# Data for processing

+ + +

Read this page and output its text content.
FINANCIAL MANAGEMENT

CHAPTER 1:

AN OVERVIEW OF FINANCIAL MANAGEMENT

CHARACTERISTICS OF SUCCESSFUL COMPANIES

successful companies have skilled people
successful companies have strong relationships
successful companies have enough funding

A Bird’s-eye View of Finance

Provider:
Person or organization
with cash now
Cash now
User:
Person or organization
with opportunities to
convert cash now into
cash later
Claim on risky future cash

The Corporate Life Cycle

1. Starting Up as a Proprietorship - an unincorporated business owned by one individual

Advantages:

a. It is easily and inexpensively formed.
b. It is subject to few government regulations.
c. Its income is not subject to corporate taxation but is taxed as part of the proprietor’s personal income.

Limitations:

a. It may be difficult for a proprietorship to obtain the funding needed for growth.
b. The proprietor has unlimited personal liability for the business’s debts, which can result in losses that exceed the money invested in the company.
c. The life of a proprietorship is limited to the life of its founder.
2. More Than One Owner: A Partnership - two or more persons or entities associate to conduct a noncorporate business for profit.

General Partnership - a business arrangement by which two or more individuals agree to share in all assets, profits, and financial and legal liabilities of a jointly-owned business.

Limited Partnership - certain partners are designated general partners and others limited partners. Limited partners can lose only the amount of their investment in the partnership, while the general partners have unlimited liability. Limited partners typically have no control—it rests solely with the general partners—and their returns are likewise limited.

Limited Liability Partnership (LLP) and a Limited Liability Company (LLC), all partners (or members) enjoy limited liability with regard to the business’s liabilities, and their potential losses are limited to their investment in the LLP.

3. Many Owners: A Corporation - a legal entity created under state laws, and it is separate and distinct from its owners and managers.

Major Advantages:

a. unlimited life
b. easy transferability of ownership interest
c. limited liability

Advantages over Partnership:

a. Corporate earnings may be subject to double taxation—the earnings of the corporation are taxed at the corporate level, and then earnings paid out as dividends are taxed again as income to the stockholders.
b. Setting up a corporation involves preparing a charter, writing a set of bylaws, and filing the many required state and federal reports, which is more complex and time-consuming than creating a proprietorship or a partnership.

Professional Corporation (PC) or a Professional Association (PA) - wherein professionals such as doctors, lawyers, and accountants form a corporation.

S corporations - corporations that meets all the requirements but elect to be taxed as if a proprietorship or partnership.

+ + +

# Exercise goal
Write out the entries in full, exactly as given.

# Written reply
Read this page and output its text content.
FINANCIAL MANAGEMENT

CHAPTER 1:

AN OVERVIEW OF FINANCIAL MANAGEMENT

CHARACTERISTICS OF SUCCESSFUL COMPANIES

successful companies have skilled people
successful companies have strong relationships
successful companies have enough funding

A Bird’s-eye View of Finance

Provider:
Person or organization
with cash now
Cash now
User:
Person or organization
with opportunities to
convert cash now into
cash later
Claim on risky future cash

The Corporate Life Cycle

1. Starting Up as a Proprietorship - an unincorporated business owned by one individual

Advantages:

a. It is easily and inexpensively formed.
b. It is subject to few government regulations.
c. Its income is not subject to corporate taxation but is taxed as part of the proprietor’s personal income.

Limitations:

a. It may be difficult for a proprietorship to obtain the funding needed for growth.
b. The proprietor has unlimited personal liability for the business’s debts, which can result in losses that exceed the money invested in the company.
c. The life of a proprietorship is limited to the life of its founder.
2. More Than One Owner: A Partnership - two or more persons or entities associate to conduct a noncorporate business for profit.

General Partnership - a business arrangement by which two or more individuals agree to share in all assets, profits, and financial and legal liabilities of a jointly-owned business.

Limited Partnership - certain partners are designated general partners and others limited partners. Limited partners can lose only the amount of their investment in the partnership, while the general partners have unlimited liability. Limited partners typically have no control—it rests solely with the general partners—and their returns are likewise limited.

Limited Liability Partnership (LLP) and a Limited Liability Company (LLC), all partners (or members) enjoy limited liability with regard to the business’s liabilities, and their potential losses are limited to their investment in the LLP.

3. Many Owners: A Corporation - a legal entity created under state laws, and it is separate and distinct from its owners and managers.

Major Advantages:

a. unlimited life
b. easy transferability of ownership interest
c. limited liability

Advantages over Partnership:

a. Corporate earnings may be subject to double taxation—the earnings of the corporation are taxed at the corporate level, and then earnings paid out as dividends are taxed again as income to the stockholders.
b. Setting up a corporation involves preparing a charter, writing a set of bylaws, and filing the many required state and federal reports, which is more complex and time-consuming than creating a proprietorship or a partnership.

Professional Corporation (PC) or a Professional Association (PA) - wherein professionals such as doctors, lawyers, and accountants form a corporation.

S corporations - corporations that meets all the requirements but elect to be taxed as if a proprietorship or partnership.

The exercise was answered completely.